- Source text
══════════════════════════════

Matter of Younce, 56 B.R. 232 (E.D. Wis. 1985)
December 19, 1985
In the Matter of Robert Lynn YOUNCE and Nancy Lee Younce, Debtors.
United States District Court, E.D. Wisconsin.
Jack Aulik, Aulik, Brill & Eustice, S.C., Sun Prairie, Wis., for appellant Farmers Credit Co., Inc.
*233 Michael F. Dubis, Waterford, Wis., for debtors Robert and Nancy Younce.
DECISION AND ORDER
WARREN, District Judge.
The primary question presented in this bankruptcy appeal is whether the description in a security agreement and related financing statement of certain real estate on which the debtors' crops are located is sufficient under Wis.Stat. § 409.110 to create a perfected security interest in those crops. The bankruptcy court, 44 B.R. 102, Judge Charles N. Clevert presiding, held that the description of the real estate was not sufficient because a third party, aided only by the security instruments and the further inquiries they suggested, could not reasonably identify the land on which the crops are located (Bankruptcy Court's Memorandum Decision, p. 6). This Court notes that the question seems very close, but, on balance, it disagrees with the bankruptcy court's conclusion and will reverse its decision.
The facts in this case are undisputed, the only issues being the legal sufficiency of the description of the real estate in question and the debtors' standing to contest that description. The description of the real estate is contained in both a security agreement and a financing statement, the latter of which was properly filed and indexed in the Office of the Register of Deeds for Walworth County, Wisconsin. The security agreement granted the appellant, Farmers Credit Company, Inc. (Farmers), a security interest in the crops of the debtors, Robert and Nancy Younce, to secure a loan in excess of $182,000.00.
The description of the collateral and real estate as stated in the security agreement is as follows:
All crops growing or to be grown by Debtor, and the products of such crops, on property described as: 487 acres, Sections 16, 21, 22, 18, 1, 12, 23, 25, 26 & 27, T4N, R17E, Troy Township, & 86 acres in Section 6, T4N, R18E, East Troy Township, all in Walworth County, State of Wisconsin.
A similar description of the collateral and real estate is contained in the financing statement, the pertinent part of which reads as follows:
ALL CROPS NOW GROWING OR TO BE GROWN ON: 487 acres, Sections 16, 21, 22, 18, 1, 12, 23, 25, 26 & 27, T4N, R17E, Troy Township, & 86 acres, Section 6, T4N, R18E, East Troy Township, all in Walworth County, State of Wisconsin.
The description of the real estate as stated in these documents was provided to Farmers by the Debtors. While there is no dispute that the real estate description is not a legal one, Farmers contends that the description meets the requirements of Wis. Stat. § 409.110 and that, accordingly, Farmers has a valid, perfected security interest in the debtors' crops.
A. Sufficiency of the Real Estate Description
Wis.Stat. § 409.203(1) provides, in pertinent part, that:
(1) . . . a security interest is not enforceable against the debtor or 3rd parties with respect to the collateral and does not attach unless:
(a) The collateral is in the possession of the secured party pursuant to agreement, or the debtor has signed a security agreement which contains a description of the collateral and in addition, when the security interest covers crops growing or to be grown or timber to be cut, a description of the land concerned; . . .

══════════════════════════════

Dataset records:
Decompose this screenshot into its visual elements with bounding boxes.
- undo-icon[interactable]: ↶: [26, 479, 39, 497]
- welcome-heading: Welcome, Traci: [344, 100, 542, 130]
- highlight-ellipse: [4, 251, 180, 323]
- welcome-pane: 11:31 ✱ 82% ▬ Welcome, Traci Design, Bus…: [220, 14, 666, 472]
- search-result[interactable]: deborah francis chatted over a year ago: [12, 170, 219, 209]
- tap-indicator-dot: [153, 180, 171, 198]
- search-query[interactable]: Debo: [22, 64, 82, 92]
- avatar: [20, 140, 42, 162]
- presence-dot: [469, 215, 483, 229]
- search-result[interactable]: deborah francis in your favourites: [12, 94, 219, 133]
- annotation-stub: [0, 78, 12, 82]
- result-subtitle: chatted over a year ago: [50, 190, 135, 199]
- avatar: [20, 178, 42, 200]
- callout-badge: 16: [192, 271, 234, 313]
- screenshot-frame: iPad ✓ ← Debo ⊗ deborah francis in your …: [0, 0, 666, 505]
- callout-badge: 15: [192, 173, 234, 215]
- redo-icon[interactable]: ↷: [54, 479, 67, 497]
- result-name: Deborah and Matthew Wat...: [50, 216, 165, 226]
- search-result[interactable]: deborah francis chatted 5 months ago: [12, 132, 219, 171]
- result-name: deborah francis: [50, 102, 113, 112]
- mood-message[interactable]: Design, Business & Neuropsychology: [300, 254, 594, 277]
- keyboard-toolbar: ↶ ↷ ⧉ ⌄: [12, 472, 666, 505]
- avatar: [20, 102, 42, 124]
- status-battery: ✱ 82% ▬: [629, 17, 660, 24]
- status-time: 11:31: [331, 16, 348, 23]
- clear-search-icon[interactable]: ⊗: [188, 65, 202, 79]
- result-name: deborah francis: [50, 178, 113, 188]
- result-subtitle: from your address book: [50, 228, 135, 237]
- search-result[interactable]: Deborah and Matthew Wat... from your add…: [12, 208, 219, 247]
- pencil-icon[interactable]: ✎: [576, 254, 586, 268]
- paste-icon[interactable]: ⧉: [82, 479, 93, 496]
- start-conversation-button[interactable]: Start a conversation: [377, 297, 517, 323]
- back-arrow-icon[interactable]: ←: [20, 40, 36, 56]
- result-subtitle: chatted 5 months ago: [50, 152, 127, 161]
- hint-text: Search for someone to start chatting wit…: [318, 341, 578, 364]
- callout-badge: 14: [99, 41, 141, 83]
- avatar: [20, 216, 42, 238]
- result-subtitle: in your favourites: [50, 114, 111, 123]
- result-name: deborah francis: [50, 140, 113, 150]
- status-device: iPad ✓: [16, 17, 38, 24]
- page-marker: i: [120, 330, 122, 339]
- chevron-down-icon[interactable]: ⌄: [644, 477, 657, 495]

══════════════════════════════

- Instructions
**1)** Answer the following from the Younce bankruptcy decision:
(a) Which judge presided over the bankruptcy court's ruling?
(b) What was the amount of the loan that the security agreement was meant to secure?
(c) In which office was the financing statement filed and indexed?
**2)** Carry on the Younce bankruptcy decision from the point at which it stops.

- Results
**1)**
(a) Judge Charles N. Clevert
(b) In excess of $182,000.00
(c) The Office of the Register of Deeds for Walworth County, Wisconsin

**2)**
A security interest, once created, may be perfected by filing a financing statement. In a situation such as the present one, the requisites of a financing statement are set forth in Wis.Stat. § 409.402(1) (b), which provides, in relevant part:
(b) When the financing statement covers crops growing or to be grown, the statement must also contain a description of the real estate concerned . . .
*234 The standard for real estate descriptions in security agreements and financing statements is provided in Wis.Stat. § 409.110:
For the purposes of this chapter any description of personal property or real estate is sufficient whether or not it is specific if it reasonably identifies what is described.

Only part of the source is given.